Problem details
What follows is a set of entries. Repeat them exactly, but not their pictures.

— Start —

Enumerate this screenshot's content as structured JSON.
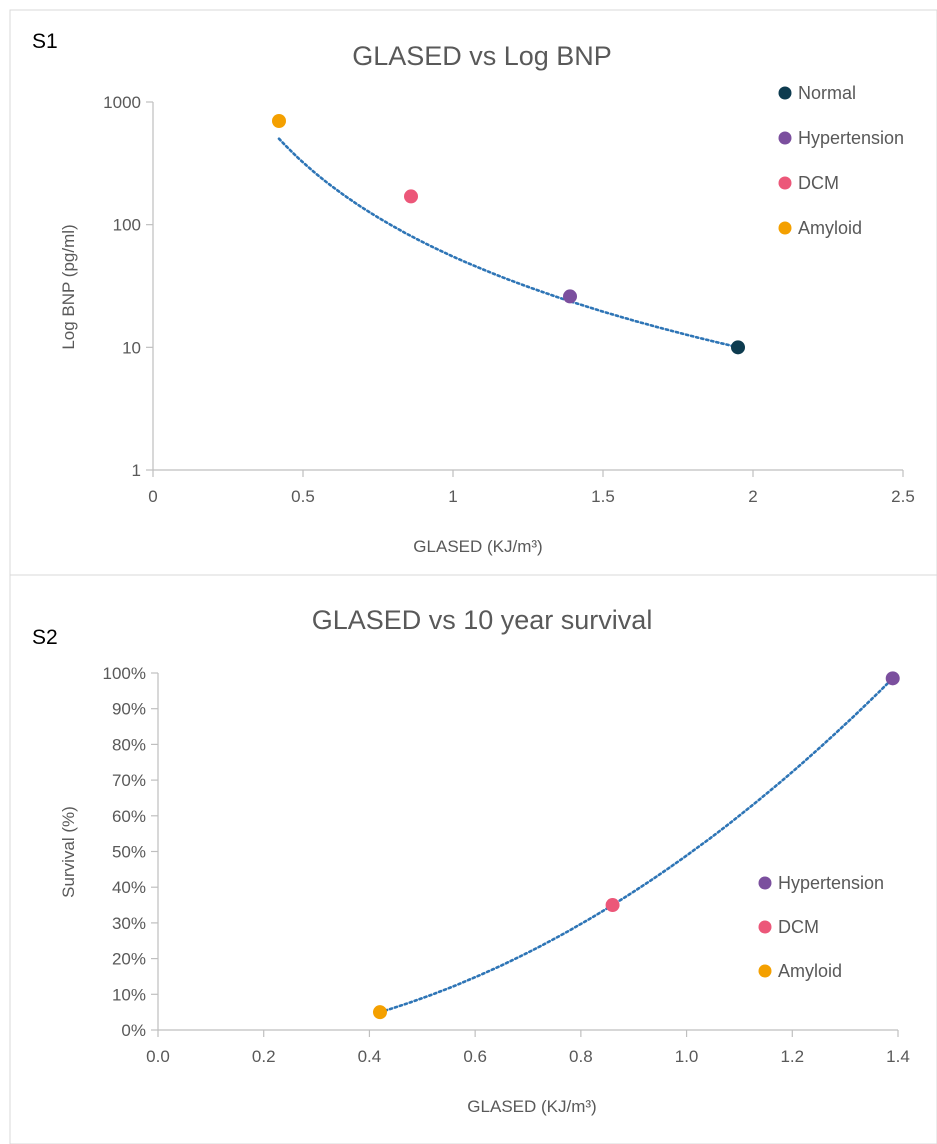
{
  "chart_data": [
    {
      "panel_label": "S1",
      "type": "scatter",
      "title": "GLASED vs Log BNP",
      "xlabel": "GLASED (KJ/m³)",
      "ylabel": "Log BNP (pg/ml)",
      "xlim": [
        0,
        2.5
      ],
      "ylim": [
        1,
        1000
      ],
      "y_scale": "log",
      "x_ticks": [
        "0",
        "0.5",
        "1",
        "1.5",
        "2",
        "2.5"
      ],
      "y_ticks": [
        "1",
        "10",
        "100",
        "1000"
      ],
      "grid": false,
      "legend_position": "top-right",
      "series": [
        {
          "name": "Normal",
          "color": "#0d3b4f",
          "points": [
            {
              "x": 1.95,
              "y": 10
            }
          ]
        },
        {
          "name": "Hypertension",
          "color": "#7b4f9e",
          "points": [
            {
              "x": 1.39,
              "y": 26
            }
          ]
        },
        {
          "name": "DCM",
          "color": "#ec5779",
          "points": [
            {
              "x": 0.86,
              "y": 170
            }
          ]
        },
        {
          "name": "Amyloid",
          "color": "#f4a000",
          "points": [
            {
              "x": 0.42,
              "y": 700
            }
          ]
        }
      ],
      "trendline": {
        "style": "dotted",
        "color": "#2e75b6",
        "type": "power",
        "a": 55,
        "b": -2.55,
        "x_range": [
          0.42,
          1.95
        ]
      }
    },
    {
      "panel_label": "S2",
      "type": "scatter",
      "title": "GLASED vs 10 year survival",
      "xlabel": "GLASED (KJ/m³)",
      "ylabel": "Survival (%)",
      "xlim": [
        0,
        1.4
      ],
      "ylim": [
        0,
        100
      ],
      "x_ticks": [
        "0.0",
        "0.2",
        "0.4",
        "0.6",
        "0.8",
        "1.0",
        "1.2",
        "1.4"
      ],
      "y_ticks": [
        "0%",
        "10%",
        "20%",
        "30%",
        "40%",
        "50%",
        "60%",
        "70%",
        "80%",
        "90%",
        "100%"
      ],
      "grid": false,
      "legend_position": "right",
      "series": [
        {
          "name": "Hypertension",
          "color": "#7b4f9e",
          "points": [
            {
              "x": 1.39,
              "y": 98.5
            }
          ]
        },
        {
          "name": "DCM",
          "color": "#ec5779",
          "points": [
            {
              "x": 0.86,
              "y": 35
            }
          ]
        },
        {
          "name": "Amyloid",
          "color": "#f4a000",
          "points": [
            {
              "x": 0.42,
              "y": 5
            }
          ]
        }
      ],
      "trendline": {
        "style": "dotted",
        "color": "#2e75b6",
        "type": "polynomial",
        "points": [
          [
            0.42,
            5
          ],
          [
            0.86,
            35
          ],
          [
            1.39,
            98.5
          ]
        ]
      }
    }
  ]
}
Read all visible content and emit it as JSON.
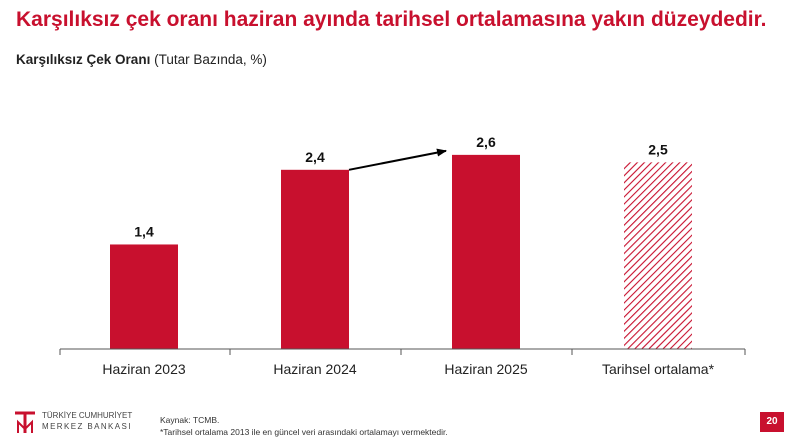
{
  "slide": {
    "title": "Karşılıksız çek oranı haziran ayında tarihsel ortalamasına yakın düzeydedir.",
    "subtitle_bold": "Karşılıksız Çek Oranı",
    "subtitle_rest": " (Tutar Bazında, %)"
  },
  "colors": {
    "accent": "#c8102e",
    "text": "#222222",
    "axis": "#555555"
  },
  "chart_data": {
    "type": "bar",
    "categories": [
      "Haziran 2023",
      "Haziran 2024",
      "Haziran 2025",
      "Tarihsel ortalama*"
    ],
    "values": [
      1.4,
      2.4,
      2.6,
      2.5
    ],
    "value_labels": [
      "1,4",
      "2,4",
      "2,6",
      "2,5"
    ],
    "bar_styles": [
      "solid",
      "solid",
      "solid",
      "hatched"
    ],
    "ylim": [
      0,
      3
    ],
    "grid": false,
    "annotations": [
      {
        "type": "arrow",
        "from_category": "Haziran 2024",
        "to_category": "Haziran 2025"
      }
    ]
  },
  "footer": {
    "source": "Kaynak: TCMB.",
    "note": "*Tarihsel ortalama 2013 ile en güncel veri arasındaki ortalamayı vermektedir.",
    "page_number": "20"
  },
  "logo": {
    "line1": "TÜRKİYE CUMHURİYET",
    "line2": "MERKEZ BANKASI",
    "mark": "TCMB"
  }
}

— End —

Result of the task
Enumerate this screenshot's content as structured JSON.
{
  "chart_data": [
    {
      "panel_label": "S1",
      "type": "scatter",
      "title": "GLASED vs Log BNP",
      "xlabel": "GLASED (KJ/m³)",
      "ylabel": "Log BNP (pg/ml)",
      "xlim": [
        0,
        2.5
      ],
      "ylim": [
        1,
        1000
      ],
      "y_scale": "log",
      "x_ticks": [
        "0",
        "0.5",
        "1",
        "1.5",
        "2",
        "2.5"
      ],
      "y_ticks": [
        "1",
        "10",
        "100",
        "1000"
      ],
      "grid": false,
      "legend_position": "top-right",
      "series": [
        {
          "name": "Normal",
          "color": "#0d3b4f",
          "points": [
            {
              "x": 1.95,
              "y": 10
            }
          ]
        },
        {
          "name": "Hypertension",
          "color": "#7b4f9e",
          "points": [
            {
              "x": 1.39,
              "y": 26
            }
          ]
        },
        {
          "name": "DCM",
          "color": "#ec5779",
          "points": [
            {
              "x": 0.86,
              "y": 170
            }
          ]
        },
        {
          "name": "Amyloid",
          "color": "#f4a000",
          "points": [
            {
              "x": 0.42,
              "y": 700
            }
          ]
        }
      ],
      "trendline": {
        "style": "dotted",
        "color": "#2e75b6",
        "type": "power",
        "a": 55,
        "b": -2.55,
        "x_range": [
          0.42,
          1.95
        ]
      }
    },
    {
      "panel_label": "S2",
      "type": "scatter",
      "title": "GLASED vs 10 year survival",
      "xlabel": "GLASED (KJ/m³)",
      "ylabel": "Survival (%)",
      "xlim": [
        0,
        1.4
      ],
      "ylim": [
        0,
        100
      ],
      "x_ticks": [
        "0.0",
        "0.2",
        "0.4",
        "0.6",
        "0.8",
        "1.0",
        "1.2",
        "1.4"
      ],
      "y_ticks": [
        "0%",
        "10%",
        "20%",
        "30%",
        "40%",
        "50%",
        "60%",
        "70%",
        "80%",
        "90%",
        "100%"
      ],
      "grid": false,
      "legend_position": "right",
      "series": [
        {
          "name": "Hypertension",
          "color": "#7b4f9e",
          "points": [
            {
              "x": 1.39,
              "y": 98.5
            }
          ]
        },
        {
          "name": "DCM",
          "color": "#ec5779",
          "points": [
            {
              "x": 0.86,
              "y": 35
            }
          ]
        },
        {
          "name": "Amyloid",
          "color": "#f4a000",
          "points": [
            {
              "x": 0.42,
              "y": 5
            }
          ]
        }
      ],
      "trendline": {
        "style": "dotted",
        "color": "#2e75b6",
        "type": "polynomial",
        "points": [
          [
            0.42,
            5
          ],
          [
            0.86,
            35
          ],
          [
            1.39,
            98.5
          ]
        ]
      }
    }
  ]
}
Read all visible content and emit it as JSON.
{
  "slide": {
    "title": "Karşılıksız çek oranı haziran ayında tarihsel ortalamasına yakın düzeydedir.",
    "subtitle_bold": "Karşılıksız Çek Oranı",
    "subtitle_rest": " (Tutar Bazında, %)"
  },
  "colors": {
    "accent": "#c8102e",
    "text": "#222222",
    "axis": "#555555"
  },
  "chart_data": {
    "type": "bar",
    "categories": [
      "Haziran 2023",
      "Haziran 2024",
      "Haziran 2025",
      "Tarihsel ortalama*"
    ],
    "values": [
      1.4,
      2.4,
      2.6,
      2.5
    ],
    "value_labels": [
      "1,4",
      "2,4",
      "2,6",
      "2,5"
    ],
    "bar_styles": [
      "solid",
      "solid",
      "solid",
      "hatched"
    ],
    "ylim": [
      0,
      3
    ],
    "grid": false,
    "annotations": [
      {
        "type": "arrow",
        "from_category": "Haziran 2024",
        "to_category": "Haziran 2025"
      }
    ]
  },
  "footer": {
    "source": "Kaynak: TCMB.",
    "note": "*Tarihsel ortalama 2013 ile en güncel veri arasındaki ortalamayı vermektedir.",
    "page_number": "20"
  },
  "logo": {
    "line1": "TÜRKİYE CUMHURİYET",
    "line2": "MERKEZ BANKASI",
    "mark": "TCMB"
  }
}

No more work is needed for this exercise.